→ **Problem statement**
Extract all lines that hold "адрес" from the records below.

Start of Input records

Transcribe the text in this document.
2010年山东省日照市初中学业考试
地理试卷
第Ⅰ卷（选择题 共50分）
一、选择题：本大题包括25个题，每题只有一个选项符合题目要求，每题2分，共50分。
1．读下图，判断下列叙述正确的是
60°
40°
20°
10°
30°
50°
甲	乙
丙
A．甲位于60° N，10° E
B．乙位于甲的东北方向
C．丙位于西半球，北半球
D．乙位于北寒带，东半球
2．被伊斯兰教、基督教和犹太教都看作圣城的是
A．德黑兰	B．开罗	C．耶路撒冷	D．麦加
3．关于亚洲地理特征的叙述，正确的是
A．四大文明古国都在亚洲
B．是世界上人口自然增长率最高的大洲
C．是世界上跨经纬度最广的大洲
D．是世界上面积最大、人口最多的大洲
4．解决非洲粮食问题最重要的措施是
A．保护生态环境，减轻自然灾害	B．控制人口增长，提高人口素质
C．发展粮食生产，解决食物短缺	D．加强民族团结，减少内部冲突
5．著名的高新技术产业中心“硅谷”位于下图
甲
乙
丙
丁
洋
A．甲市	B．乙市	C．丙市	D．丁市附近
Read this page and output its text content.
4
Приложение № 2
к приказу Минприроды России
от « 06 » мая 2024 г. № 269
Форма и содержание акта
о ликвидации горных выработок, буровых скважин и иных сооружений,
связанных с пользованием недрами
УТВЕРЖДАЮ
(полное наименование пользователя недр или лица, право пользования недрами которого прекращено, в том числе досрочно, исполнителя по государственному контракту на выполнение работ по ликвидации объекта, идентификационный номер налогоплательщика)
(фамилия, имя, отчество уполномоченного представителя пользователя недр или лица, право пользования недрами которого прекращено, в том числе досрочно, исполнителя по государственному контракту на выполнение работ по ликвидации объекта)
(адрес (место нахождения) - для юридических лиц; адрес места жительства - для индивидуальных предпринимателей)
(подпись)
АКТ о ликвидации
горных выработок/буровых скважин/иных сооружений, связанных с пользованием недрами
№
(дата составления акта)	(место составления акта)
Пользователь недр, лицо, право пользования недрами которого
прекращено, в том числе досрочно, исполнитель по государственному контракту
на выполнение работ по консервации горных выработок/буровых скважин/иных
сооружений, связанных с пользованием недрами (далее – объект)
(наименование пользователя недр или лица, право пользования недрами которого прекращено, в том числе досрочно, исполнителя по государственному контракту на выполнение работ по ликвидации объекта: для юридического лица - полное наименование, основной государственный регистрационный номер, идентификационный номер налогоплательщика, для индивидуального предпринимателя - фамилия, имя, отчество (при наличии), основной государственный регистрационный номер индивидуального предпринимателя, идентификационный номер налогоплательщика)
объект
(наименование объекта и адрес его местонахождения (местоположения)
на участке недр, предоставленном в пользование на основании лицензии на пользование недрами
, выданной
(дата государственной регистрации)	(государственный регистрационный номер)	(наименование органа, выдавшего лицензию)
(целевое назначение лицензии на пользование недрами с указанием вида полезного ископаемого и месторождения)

End of Input records

→ **Solution to the problem**
(адрес (место нахождения) - для юридических лиц; адрес места жительства - для индивидуальных предпринимателей)
(наименование объекта и адрес его местонахождения (местоположения)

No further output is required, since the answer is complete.